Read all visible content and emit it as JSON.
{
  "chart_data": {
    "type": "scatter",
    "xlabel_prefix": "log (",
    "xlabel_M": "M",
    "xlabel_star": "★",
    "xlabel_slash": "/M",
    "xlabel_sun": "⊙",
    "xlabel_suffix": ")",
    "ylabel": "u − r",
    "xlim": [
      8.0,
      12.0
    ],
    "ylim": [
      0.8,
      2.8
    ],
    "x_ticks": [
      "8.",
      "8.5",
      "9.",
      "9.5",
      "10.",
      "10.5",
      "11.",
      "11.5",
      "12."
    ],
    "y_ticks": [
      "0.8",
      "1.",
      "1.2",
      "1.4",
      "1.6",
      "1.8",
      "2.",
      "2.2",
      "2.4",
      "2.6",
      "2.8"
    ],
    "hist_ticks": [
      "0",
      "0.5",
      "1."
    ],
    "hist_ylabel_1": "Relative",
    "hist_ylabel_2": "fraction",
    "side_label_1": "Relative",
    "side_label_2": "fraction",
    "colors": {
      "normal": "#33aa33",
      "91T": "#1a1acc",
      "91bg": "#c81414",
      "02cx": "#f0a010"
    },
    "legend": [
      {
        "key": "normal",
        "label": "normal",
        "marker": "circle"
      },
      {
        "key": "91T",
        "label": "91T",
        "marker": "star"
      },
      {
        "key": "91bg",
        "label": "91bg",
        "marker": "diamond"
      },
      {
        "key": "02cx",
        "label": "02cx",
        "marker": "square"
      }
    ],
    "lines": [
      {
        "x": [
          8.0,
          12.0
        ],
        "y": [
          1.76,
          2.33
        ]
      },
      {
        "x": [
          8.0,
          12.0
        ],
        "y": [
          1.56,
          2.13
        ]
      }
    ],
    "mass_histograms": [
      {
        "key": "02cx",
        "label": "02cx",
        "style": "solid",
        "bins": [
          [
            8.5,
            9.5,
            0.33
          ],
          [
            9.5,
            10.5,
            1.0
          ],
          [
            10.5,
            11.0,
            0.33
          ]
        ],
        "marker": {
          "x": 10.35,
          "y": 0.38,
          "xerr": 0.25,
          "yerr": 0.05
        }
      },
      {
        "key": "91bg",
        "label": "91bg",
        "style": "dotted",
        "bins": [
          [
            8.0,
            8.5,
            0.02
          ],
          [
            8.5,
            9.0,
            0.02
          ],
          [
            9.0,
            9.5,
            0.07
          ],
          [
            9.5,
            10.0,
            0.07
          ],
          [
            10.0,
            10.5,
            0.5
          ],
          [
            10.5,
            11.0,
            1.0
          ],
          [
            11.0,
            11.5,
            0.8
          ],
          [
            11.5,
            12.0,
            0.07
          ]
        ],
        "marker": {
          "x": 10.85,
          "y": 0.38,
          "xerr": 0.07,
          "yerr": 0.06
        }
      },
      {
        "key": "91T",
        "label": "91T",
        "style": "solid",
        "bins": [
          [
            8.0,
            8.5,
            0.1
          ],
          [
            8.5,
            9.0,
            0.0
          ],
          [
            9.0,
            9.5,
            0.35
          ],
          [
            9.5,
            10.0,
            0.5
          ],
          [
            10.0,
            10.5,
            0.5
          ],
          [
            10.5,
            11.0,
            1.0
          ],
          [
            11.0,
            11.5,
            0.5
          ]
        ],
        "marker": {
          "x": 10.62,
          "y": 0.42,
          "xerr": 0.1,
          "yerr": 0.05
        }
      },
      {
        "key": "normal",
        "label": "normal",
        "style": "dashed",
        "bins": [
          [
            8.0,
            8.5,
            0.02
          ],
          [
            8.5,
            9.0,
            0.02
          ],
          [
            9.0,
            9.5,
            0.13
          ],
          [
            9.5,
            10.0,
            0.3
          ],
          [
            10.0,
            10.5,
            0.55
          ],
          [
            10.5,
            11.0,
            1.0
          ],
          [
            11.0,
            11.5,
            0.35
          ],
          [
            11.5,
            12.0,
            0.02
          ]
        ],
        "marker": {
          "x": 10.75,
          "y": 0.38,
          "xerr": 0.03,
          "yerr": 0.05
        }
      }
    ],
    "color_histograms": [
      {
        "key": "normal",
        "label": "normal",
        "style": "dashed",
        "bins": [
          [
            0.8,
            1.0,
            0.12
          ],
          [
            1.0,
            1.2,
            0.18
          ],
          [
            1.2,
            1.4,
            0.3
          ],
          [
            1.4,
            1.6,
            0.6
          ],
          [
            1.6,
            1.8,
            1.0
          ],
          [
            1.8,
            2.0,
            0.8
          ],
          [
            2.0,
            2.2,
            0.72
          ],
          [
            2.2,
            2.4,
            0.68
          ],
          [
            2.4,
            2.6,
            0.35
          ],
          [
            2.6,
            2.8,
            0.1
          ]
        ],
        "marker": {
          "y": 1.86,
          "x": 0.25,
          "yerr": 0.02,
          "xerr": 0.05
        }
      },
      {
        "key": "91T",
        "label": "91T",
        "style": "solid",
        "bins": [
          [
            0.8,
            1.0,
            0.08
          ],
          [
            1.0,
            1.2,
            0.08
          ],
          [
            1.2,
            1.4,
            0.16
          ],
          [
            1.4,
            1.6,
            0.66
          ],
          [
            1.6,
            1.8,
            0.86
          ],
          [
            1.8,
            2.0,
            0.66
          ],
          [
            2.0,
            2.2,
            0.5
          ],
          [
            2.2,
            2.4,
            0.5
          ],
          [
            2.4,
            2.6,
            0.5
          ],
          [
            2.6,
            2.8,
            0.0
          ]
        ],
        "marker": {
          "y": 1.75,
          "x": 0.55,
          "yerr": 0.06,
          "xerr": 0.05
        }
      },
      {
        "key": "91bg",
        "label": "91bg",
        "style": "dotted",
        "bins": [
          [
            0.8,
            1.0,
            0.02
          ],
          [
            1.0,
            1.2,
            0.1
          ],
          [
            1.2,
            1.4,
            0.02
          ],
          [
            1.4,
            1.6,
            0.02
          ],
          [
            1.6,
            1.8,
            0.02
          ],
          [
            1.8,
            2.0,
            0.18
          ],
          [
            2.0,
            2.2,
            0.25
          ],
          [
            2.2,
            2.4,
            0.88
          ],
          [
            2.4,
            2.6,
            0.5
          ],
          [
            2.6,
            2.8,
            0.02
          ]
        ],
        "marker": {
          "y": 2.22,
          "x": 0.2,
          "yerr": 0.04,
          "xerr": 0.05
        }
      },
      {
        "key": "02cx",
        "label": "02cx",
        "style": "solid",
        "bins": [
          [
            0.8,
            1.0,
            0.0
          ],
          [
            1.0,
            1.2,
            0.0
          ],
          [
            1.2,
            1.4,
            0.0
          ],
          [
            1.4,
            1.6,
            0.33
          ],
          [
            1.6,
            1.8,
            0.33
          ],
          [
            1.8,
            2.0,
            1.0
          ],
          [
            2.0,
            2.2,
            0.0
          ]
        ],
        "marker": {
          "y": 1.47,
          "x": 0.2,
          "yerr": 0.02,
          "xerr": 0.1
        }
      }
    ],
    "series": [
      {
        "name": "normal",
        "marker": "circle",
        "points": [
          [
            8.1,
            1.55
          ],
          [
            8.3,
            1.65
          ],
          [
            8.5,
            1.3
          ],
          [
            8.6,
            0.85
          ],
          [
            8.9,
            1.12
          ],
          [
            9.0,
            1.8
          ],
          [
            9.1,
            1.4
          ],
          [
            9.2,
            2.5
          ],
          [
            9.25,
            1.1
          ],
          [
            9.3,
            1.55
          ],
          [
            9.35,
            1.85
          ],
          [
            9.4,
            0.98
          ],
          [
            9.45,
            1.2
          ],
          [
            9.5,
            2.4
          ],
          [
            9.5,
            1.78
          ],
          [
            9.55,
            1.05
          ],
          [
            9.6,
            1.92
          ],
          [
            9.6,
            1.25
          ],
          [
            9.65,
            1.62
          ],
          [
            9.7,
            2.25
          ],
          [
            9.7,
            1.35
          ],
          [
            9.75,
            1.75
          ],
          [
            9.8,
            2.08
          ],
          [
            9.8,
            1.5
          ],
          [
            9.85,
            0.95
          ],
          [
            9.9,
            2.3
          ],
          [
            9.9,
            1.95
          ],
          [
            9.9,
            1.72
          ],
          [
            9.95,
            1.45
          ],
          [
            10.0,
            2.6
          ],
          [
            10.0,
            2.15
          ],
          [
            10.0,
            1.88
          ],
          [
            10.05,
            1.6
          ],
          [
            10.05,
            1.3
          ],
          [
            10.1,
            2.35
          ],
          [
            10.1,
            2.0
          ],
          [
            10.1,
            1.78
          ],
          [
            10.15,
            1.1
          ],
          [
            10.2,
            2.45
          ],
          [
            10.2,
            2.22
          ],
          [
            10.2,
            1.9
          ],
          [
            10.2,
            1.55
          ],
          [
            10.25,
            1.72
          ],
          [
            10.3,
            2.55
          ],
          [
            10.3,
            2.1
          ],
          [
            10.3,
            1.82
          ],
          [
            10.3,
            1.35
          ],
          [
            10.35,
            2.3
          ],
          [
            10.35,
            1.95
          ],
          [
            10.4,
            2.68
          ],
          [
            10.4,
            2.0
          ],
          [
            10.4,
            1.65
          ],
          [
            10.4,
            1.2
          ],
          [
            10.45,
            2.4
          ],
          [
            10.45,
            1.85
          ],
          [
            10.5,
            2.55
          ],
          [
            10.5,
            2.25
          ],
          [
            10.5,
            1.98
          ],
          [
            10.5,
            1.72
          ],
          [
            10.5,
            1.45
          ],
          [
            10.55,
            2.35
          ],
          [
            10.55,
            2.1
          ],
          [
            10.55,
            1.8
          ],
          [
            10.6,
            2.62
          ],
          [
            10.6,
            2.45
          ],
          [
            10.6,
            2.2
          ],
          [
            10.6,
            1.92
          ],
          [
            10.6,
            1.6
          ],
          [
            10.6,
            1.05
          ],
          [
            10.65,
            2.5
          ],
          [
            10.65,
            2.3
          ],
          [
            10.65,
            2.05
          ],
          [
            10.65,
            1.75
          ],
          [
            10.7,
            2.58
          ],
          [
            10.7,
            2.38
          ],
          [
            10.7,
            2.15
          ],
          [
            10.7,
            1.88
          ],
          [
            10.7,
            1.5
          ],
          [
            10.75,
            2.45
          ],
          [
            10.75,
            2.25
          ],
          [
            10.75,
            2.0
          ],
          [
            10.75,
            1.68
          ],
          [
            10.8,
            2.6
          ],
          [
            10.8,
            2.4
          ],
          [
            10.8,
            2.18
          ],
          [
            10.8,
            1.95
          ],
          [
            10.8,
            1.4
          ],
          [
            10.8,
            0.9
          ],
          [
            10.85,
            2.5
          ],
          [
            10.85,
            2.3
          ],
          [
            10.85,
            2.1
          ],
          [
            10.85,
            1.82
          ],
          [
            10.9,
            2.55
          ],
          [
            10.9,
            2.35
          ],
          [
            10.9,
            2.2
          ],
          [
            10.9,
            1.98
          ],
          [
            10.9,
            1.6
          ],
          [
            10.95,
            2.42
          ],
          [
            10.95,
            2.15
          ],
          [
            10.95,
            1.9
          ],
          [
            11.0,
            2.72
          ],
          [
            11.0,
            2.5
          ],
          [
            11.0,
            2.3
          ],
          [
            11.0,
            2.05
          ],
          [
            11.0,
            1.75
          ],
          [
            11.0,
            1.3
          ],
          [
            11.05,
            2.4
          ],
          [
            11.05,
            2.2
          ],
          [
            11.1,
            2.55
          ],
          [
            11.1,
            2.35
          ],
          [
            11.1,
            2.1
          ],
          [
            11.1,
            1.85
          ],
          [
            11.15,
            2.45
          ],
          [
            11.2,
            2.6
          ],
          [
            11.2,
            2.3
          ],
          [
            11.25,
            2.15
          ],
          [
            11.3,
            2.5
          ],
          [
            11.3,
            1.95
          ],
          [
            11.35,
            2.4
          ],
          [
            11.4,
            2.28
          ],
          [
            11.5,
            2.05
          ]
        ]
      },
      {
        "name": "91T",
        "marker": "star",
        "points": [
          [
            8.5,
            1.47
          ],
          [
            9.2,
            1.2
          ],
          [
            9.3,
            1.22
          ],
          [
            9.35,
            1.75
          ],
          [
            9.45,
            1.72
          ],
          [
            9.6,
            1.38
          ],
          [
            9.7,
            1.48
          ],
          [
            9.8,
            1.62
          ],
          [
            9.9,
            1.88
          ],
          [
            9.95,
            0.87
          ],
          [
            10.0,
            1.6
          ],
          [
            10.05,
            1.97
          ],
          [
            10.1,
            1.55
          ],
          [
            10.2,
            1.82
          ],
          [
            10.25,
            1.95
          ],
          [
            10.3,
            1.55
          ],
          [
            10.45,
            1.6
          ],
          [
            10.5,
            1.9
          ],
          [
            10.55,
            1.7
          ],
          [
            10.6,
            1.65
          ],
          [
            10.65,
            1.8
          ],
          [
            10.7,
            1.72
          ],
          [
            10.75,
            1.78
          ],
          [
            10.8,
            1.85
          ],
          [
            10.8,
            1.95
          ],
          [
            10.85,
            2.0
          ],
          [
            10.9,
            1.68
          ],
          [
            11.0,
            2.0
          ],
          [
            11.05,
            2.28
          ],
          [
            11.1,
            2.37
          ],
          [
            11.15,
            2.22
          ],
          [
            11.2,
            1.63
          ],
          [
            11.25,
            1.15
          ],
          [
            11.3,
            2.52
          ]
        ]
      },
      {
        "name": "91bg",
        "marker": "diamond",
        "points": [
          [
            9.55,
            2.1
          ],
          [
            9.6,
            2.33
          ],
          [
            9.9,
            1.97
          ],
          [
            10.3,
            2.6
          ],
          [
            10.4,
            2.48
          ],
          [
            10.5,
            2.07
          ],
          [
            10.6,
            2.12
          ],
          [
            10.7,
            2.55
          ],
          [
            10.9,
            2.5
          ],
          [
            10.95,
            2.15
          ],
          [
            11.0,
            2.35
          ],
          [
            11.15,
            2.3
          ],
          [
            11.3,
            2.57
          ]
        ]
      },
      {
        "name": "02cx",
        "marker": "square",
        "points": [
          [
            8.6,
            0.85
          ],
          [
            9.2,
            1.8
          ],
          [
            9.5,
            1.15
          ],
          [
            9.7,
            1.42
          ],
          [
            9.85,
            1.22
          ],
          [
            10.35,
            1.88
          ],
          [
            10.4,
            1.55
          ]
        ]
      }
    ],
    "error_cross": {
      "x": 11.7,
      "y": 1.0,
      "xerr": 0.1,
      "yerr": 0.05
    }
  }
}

= Instructions for the task =
Determine how many lines of the material include the string "name". Output only that count.

= Response =
4